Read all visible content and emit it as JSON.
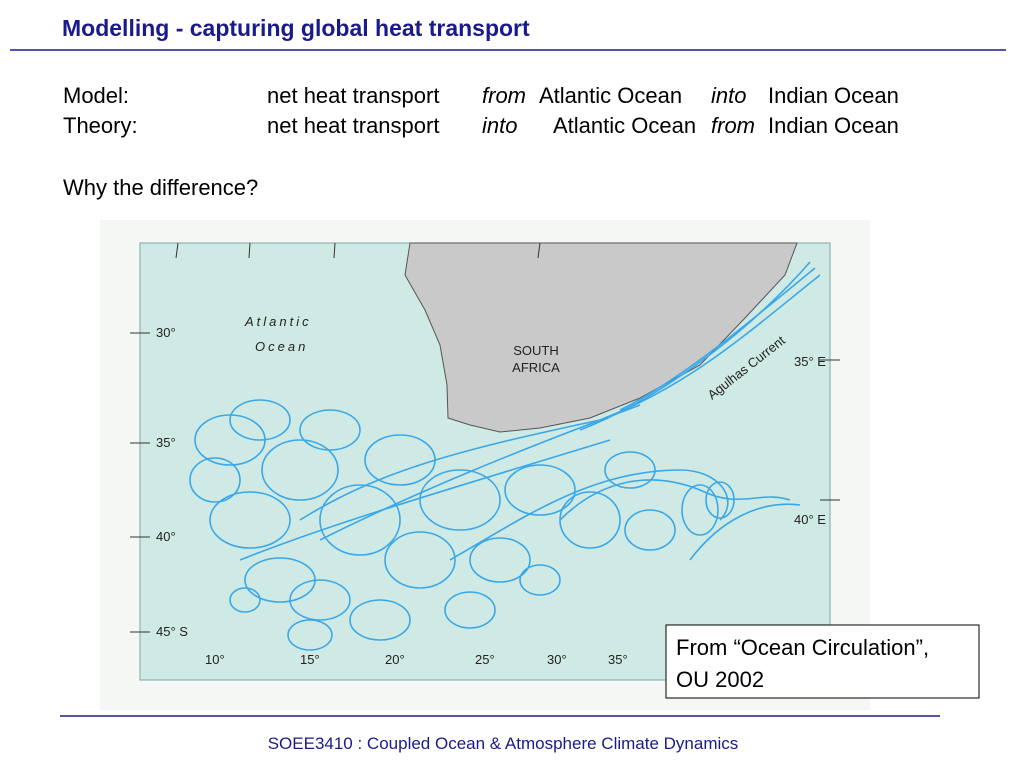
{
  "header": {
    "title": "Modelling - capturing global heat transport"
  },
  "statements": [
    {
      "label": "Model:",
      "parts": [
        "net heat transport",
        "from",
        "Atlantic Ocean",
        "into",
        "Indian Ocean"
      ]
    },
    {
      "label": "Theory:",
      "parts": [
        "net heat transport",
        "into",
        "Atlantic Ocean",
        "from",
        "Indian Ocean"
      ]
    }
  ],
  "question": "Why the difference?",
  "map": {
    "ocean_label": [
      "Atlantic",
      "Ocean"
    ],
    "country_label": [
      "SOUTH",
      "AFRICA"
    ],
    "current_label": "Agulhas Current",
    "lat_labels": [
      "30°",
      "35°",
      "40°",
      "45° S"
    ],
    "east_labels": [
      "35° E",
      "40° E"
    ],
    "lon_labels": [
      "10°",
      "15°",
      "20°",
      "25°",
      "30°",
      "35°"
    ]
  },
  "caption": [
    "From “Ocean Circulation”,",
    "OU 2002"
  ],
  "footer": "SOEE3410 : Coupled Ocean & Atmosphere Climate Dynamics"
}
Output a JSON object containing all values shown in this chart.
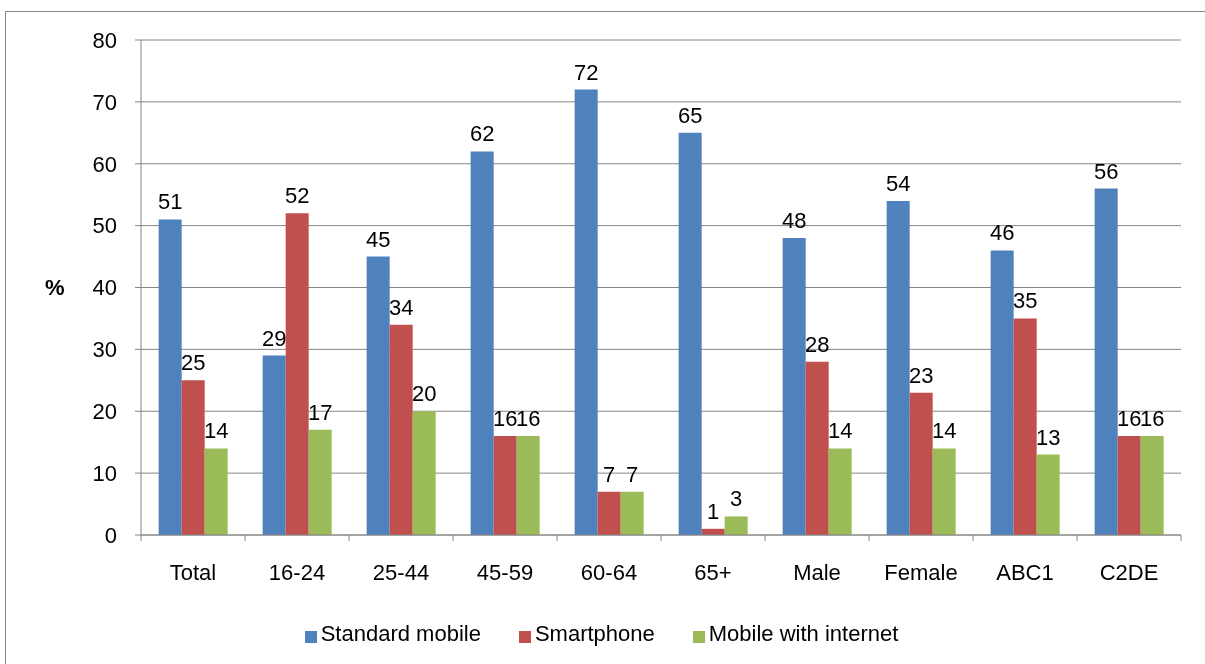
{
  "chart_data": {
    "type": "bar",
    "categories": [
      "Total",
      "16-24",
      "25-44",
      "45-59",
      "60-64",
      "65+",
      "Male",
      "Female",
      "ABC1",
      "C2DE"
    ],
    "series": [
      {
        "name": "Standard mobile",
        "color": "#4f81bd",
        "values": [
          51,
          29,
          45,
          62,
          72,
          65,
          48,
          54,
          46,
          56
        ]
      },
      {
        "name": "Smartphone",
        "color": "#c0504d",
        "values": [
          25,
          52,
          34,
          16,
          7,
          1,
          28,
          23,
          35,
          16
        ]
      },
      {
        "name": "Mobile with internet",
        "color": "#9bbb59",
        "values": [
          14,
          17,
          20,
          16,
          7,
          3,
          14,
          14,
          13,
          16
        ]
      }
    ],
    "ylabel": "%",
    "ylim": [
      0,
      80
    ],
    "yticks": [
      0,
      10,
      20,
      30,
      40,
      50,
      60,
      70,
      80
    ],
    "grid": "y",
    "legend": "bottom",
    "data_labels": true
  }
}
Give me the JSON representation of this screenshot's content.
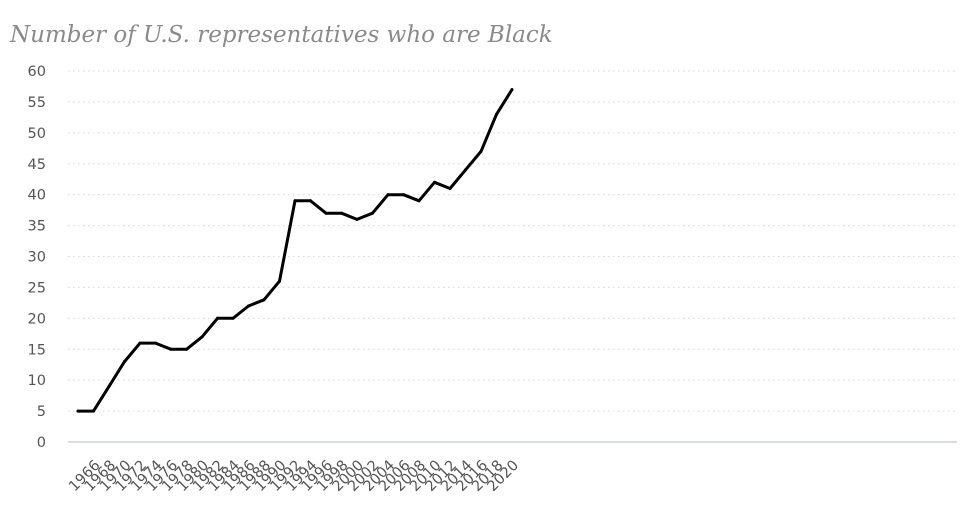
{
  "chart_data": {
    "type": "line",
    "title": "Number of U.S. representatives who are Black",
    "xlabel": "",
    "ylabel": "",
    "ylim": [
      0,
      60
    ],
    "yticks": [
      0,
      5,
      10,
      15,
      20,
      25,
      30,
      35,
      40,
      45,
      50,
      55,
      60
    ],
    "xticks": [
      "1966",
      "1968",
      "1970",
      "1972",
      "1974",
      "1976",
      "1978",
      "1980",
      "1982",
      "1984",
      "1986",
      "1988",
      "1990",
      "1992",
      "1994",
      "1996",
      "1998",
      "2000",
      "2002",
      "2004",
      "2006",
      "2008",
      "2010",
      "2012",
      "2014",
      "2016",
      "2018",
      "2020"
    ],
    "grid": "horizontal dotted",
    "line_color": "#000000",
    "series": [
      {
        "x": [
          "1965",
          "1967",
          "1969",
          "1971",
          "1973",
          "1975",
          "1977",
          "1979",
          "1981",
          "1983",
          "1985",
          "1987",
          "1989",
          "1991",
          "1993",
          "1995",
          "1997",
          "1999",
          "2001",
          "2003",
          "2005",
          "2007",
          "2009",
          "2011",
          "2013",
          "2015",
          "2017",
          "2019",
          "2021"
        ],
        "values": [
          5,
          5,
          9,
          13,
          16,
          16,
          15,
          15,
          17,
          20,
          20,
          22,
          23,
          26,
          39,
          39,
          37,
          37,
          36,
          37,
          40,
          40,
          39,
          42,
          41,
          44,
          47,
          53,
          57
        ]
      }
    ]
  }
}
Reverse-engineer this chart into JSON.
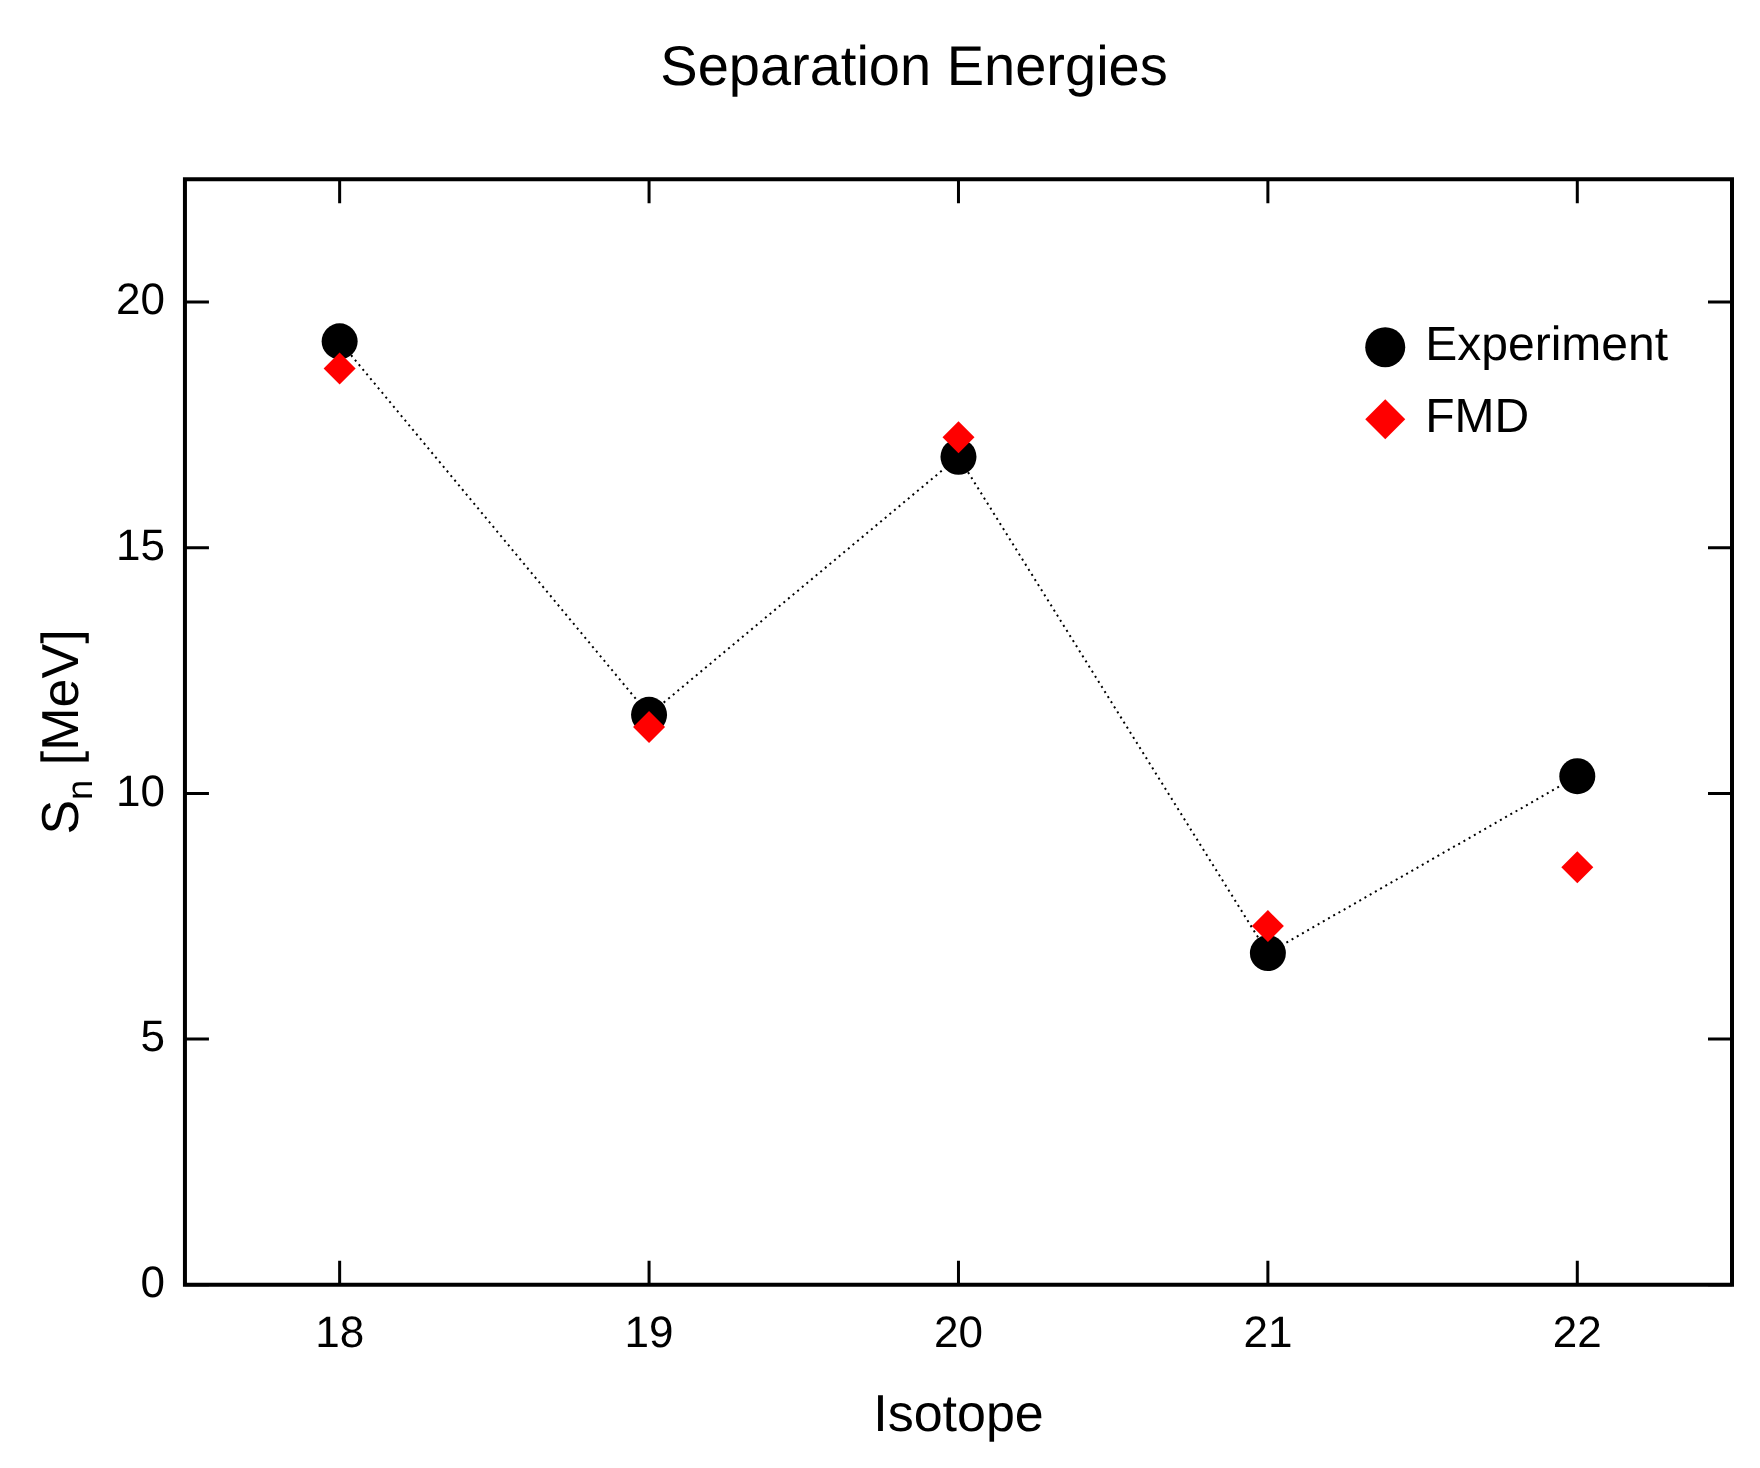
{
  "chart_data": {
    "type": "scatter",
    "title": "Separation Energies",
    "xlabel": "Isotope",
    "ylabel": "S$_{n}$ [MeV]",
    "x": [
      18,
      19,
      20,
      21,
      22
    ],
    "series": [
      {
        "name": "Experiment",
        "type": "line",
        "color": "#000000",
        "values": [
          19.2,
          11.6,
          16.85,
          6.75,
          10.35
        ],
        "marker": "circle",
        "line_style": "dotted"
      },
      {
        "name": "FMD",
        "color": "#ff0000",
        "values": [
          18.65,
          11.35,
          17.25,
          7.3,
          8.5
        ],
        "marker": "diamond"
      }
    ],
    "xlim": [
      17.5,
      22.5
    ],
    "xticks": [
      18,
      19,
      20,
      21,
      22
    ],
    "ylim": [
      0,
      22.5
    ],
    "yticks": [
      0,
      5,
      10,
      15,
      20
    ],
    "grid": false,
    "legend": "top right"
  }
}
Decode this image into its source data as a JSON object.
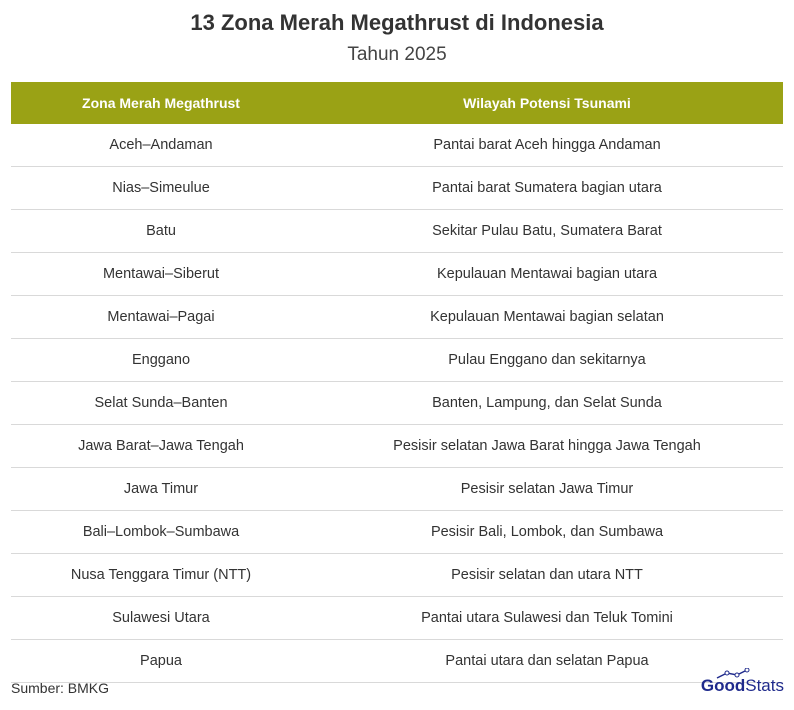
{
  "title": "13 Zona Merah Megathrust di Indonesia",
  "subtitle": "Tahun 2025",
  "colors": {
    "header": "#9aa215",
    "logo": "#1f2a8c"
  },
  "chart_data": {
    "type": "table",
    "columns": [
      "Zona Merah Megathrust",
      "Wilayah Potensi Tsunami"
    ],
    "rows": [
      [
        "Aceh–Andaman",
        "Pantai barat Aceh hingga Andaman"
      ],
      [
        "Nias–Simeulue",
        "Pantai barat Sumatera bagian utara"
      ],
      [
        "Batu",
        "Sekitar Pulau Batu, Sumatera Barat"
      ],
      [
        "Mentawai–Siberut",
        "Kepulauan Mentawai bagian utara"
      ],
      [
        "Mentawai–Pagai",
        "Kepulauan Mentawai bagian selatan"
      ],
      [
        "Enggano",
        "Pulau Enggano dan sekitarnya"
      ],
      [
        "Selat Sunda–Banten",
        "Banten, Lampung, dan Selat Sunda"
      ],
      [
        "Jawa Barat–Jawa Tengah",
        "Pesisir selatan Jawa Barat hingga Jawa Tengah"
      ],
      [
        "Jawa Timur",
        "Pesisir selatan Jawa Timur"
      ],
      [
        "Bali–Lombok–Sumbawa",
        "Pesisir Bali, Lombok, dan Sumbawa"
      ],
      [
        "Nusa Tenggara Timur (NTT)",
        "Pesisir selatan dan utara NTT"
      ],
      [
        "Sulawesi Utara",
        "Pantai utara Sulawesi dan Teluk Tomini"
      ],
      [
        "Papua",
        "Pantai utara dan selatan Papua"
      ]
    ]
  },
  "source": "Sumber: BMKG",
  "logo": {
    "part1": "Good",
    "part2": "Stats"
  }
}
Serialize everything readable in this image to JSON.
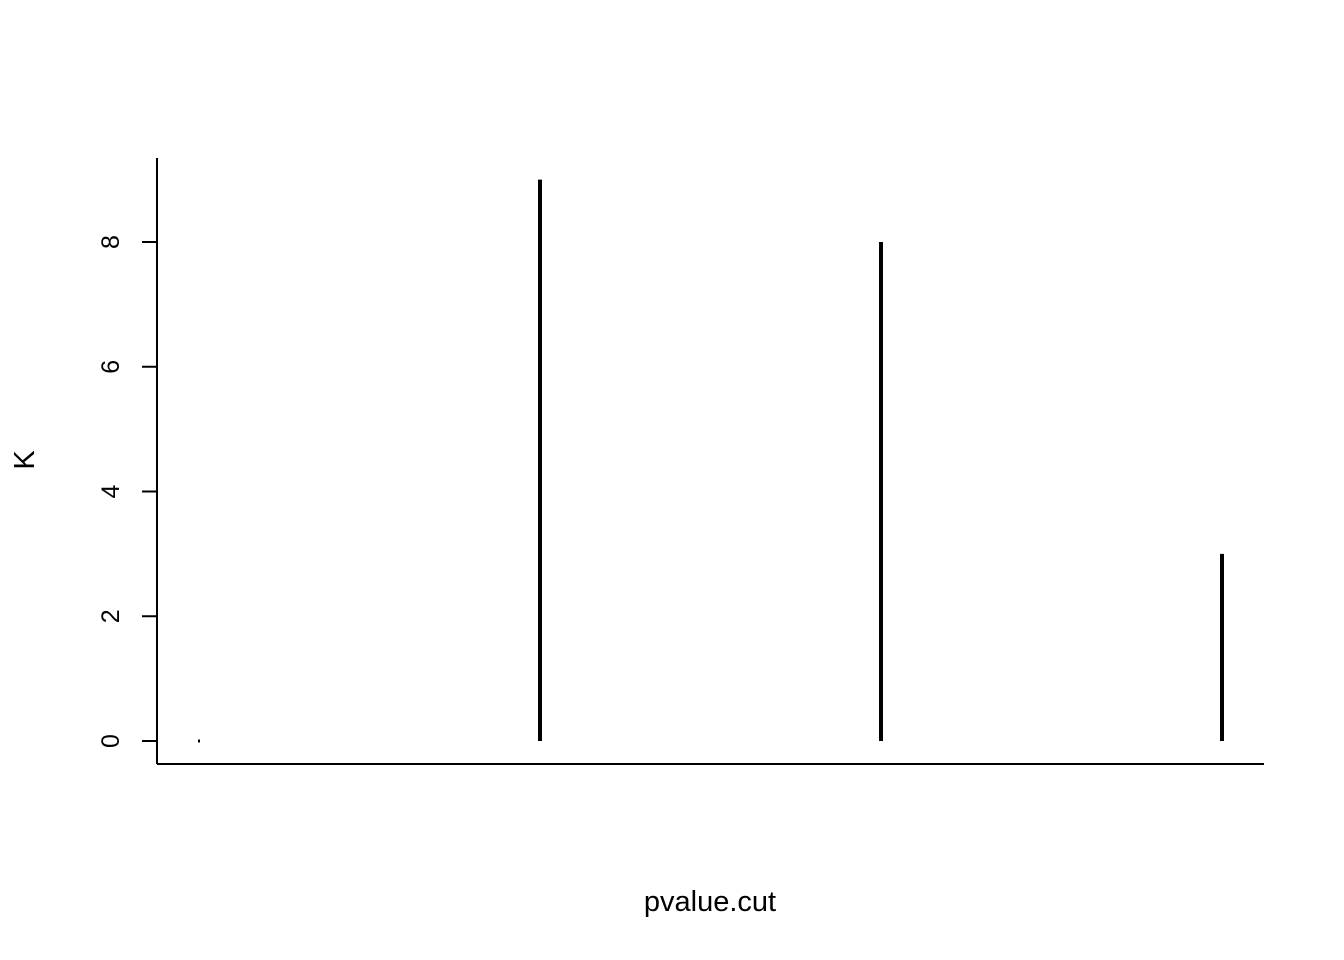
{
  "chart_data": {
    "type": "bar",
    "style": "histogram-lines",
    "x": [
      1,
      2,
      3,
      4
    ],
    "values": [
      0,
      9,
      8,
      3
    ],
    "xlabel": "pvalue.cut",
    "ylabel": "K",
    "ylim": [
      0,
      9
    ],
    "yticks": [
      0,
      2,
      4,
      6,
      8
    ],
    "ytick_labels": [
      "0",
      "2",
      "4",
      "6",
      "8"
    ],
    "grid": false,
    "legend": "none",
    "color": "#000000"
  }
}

* * * * * * *

## Task requirements
The lines to collect are those holding the string "object"; copy them all.

## Correct result
Output a JSON object containing all values shown in this chart.
Decode this image into its source data as a JSON object.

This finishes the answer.